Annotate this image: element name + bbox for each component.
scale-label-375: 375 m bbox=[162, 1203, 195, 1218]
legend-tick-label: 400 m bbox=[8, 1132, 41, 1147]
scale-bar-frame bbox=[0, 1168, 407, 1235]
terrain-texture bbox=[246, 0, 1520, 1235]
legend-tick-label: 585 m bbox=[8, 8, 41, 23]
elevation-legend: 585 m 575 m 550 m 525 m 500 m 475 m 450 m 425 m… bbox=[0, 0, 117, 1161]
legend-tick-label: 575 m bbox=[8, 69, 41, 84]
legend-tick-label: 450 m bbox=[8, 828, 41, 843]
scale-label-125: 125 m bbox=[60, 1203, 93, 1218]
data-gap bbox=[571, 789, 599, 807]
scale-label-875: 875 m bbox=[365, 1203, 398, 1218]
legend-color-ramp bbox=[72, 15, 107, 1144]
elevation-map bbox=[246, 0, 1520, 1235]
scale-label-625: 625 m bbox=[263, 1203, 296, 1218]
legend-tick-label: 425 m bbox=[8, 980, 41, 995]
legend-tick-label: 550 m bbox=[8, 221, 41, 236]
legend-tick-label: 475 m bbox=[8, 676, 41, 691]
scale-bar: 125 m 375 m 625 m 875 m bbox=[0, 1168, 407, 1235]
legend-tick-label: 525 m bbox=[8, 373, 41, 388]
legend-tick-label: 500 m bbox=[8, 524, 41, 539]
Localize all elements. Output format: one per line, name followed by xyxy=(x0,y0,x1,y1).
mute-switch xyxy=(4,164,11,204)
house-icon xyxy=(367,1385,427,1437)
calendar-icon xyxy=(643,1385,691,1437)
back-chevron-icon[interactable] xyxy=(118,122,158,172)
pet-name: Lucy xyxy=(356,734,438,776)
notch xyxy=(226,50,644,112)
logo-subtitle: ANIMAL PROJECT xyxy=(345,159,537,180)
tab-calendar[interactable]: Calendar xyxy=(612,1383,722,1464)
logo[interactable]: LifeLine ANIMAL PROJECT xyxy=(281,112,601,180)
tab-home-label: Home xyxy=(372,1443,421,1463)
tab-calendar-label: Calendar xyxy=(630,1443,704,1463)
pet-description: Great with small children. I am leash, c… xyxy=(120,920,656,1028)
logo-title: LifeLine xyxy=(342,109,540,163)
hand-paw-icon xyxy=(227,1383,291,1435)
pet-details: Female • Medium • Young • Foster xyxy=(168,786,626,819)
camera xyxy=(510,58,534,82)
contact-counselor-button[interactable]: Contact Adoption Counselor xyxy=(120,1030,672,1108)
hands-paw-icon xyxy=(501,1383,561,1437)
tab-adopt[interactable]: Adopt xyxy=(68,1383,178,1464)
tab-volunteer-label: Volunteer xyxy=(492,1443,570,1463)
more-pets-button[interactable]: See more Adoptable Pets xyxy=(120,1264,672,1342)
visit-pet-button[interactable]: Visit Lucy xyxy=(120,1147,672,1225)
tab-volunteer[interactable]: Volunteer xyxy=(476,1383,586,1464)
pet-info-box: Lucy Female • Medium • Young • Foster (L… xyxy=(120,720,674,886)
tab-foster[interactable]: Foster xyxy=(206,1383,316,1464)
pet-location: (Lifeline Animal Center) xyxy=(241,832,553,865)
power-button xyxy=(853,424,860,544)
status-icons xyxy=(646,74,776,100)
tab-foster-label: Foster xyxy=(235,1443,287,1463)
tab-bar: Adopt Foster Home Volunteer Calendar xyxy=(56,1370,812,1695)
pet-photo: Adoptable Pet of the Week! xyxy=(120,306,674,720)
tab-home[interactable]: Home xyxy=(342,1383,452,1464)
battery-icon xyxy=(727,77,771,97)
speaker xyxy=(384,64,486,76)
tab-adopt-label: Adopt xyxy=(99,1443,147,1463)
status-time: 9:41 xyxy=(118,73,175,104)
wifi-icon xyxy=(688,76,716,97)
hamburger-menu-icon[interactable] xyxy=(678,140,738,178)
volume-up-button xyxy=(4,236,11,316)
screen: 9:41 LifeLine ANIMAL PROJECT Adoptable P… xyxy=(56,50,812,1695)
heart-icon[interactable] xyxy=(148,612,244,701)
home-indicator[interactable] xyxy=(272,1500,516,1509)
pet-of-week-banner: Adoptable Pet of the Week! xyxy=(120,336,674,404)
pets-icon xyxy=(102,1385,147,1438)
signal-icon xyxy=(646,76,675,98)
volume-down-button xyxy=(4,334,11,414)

┄┄┄┄┄┄

* What needs to be done: Please output all the rows above as a Markdown table with two columns, Number and Line, leaving out any blank lines.

* Solution:
| Number | Line |
|---|---|
| 1 | Annotate this image: element name + bbox for each component. |
| 2 | scale-label-375: 375 m bbox=[162, 1203, 195, 1218] |
| 3 | legend-tick-label: 400 m bbox=[8, 1132, 41, 1147] |
| 4 | scale-bar-frame bbox=[0, 1168, 407, 1235] |
| 5 | terrain-texture bbox=[246, 0, 1520, 1235] |
| 6 | legend-tick-label: 585 m bbox=[8, 8, 41, 23] |
| 7 | elevation-legend: 585 m 575 m 550 m 525 m 500 m 475 m 450 m 425 m… bbox=[0, 0, 117, 1161] |
| 8 | legend-tick-label: 575 m bbox=[8, 69, 41, 84] |
| 9 | legend-tick-label: 450 m bbox=[8, 828, 41, 843] |
| 10 | scale-label-125: 125 m bbox=[60, 1203, 93, 1218] |
| 11 | data-gap bbox=[571, 789, 599, 807] |
| 12 | scale-label-875: 875 m bbox=[365, 1203, 398, 1218] |
| 13 | legend-color-ramp bbox=[72, 15, 107, 1144] |
| 14 | elevation-map bbox=[246, 0, 1520, 1235] |
| 15 | scale-label-625: 625 m bbox=[263, 1203, 296, 1218] |
| 16 | legend-tick-label: 425 m bbox=[8, 980, 41, 995] |
| 17 | legend-tick-label: 550 m bbox=[8, 221, 41, 236] |
| 18 | legend-tick-label: 475 m bbox=[8, 676, 41, 691] |
| 19 | scale-bar: 125 m 375 m 625 m 875 m bbox=[0, 1168, 407, 1235] |
| 20 | legend-tick-label: 525 m bbox=[8, 373, 41, 388] |
| 21 | legend-tick-label: 500 m bbox=[8, 524, 41, 539] |
| 22 | Localize all elements. Output format: one per line, name followed by xyxy=(x0,y0,x1,y1). |
| 23 | mute-switch xyxy=(4,164,11,204) |
| 24 | house-icon xyxy=(367,1385,427,1437) |
| 25 | calendar-icon xyxy=(643,1385,691,1437) |
| 26 | back-chevron-icon[interactable] xyxy=(118,122,158,172) |
| 27 | pet-name: Lucy xyxy=(356,734,438,776) |
| 28 | notch xyxy=(226,50,644,112) |
| 29 | logo-subtitle: ANIMAL PROJECT xyxy=(345,159,537,180) |
| 30 | tab-calendar[interactable]: Calendar xyxy=(612,1383,722,1464) |
| 31 | logo[interactable]: LifeLine ANIMAL PROJECT xyxy=(281,112,601,180) |
| 32 | tab-home-label: Home xyxy=(372,1443,421,1463) |
| 33 | tab-calendar-label: Calendar xyxy=(630,1443,704,1463) |
| 34 | pet-description: Great with small children. I am leash, c… xyxy=(120,920,656,1028) |
| 35 | logo-title: LifeLine xyxy=(342,109,540,163) |
| 36 | hand-paw-icon xyxy=(227,1383,291,1435) |
| 37 | pet-details: Female • Medium • Young • Foster xyxy=(168,786,626,819) |
| 38 | camera xyxy=(510,58,534,82) |
| 39 | contact-counselor-button[interactable]: Contact Adoption Counselor xyxy=(120,1030,672,1108) |
| 40 | hands-paw-icon xyxy=(501,1383,561,1437) |
| 41 | tab-adopt[interactable]: Adopt xyxy=(68,1383,178,1464) |
| 42 | tab-volunteer-label: Volunteer xyxy=(492,1443,570,1463) |
| 43 | more-pets-button[interactable]: See more Adoptable Pets xyxy=(120,1264,672,1342) |
| 44 | visit-pet-button[interactable]: Visit Lucy xyxy=(120,1147,672,1225) |
| 45 | tab-volunteer[interactable]: Volunteer xyxy=(476,1383,586,1464) |
| 46 | pet-info-box: Lucy Female • Medium • Young • Foster (L… xyxy=(120,720,674,886) |
| 47 | tab-foster[interactable]: Foster xyxy=(206,1383,316,1464) |
| 48 | pet-location: (Lifeline Animal Center) xyxy=(241,832,553,865) |
| 49 | power-button xyxy=(853,424,860,544) |
| 50 | status-icons xyxy=(646,74,776,100) |
| 51 | tab-foster-label: Foster xyxy=(235,1443,287,1463) |
| 52 | tab-bar: Adopt Foster Home Volunteer Calendar xyxy=(56,1370,812,1695) |
| 53 | pet-photo: Adoptable Pet of the Week! xyxy=(120,306,674,720) |
| 54 | tab-home[interactable]: Home xyxy=(342,1383,452,1464) |
| 55 | battery-icon xyxy=(727,77,771,97) |
| 56 | speaker xyxy=(384,64,486,76) |
| 57 | tab-adopt-label: Adopt xyxy=(99,1443,147,1463) |
| 58 | status-time: 9:41 xyxy=(118,73,175,104) |
| 59 | wifi-icon xyxy=(688,76,716,97) |
| 60 | hamburger-menu-icon[interactable] xyxy=(678,140,738,178) |
| 61 | volume-up-button xyxy=(4,236,11,316) |
| 62 | screen: 9:41 LifeLine ANIMAL PROJECT Adoptable P… xyxy=(56,50,812,1695) |
| 63 | heart-icon[interactable] xyxy=(148,612,244,701) |
| 64 | home-indicator[interactable] xyxy=(272,1500,516,1509) |
| 65 | pet-of-week-banner: Adoptable Pet of the Week! xyxy=(120,336,674,404) |
| 66 | pets-icon xyxy=(102,1385,147,1438) |
| 67 | signal-icon xyxy=(646,76,675,98) |
| 68 | volume-down-button xyxy=(4,334,11,414) |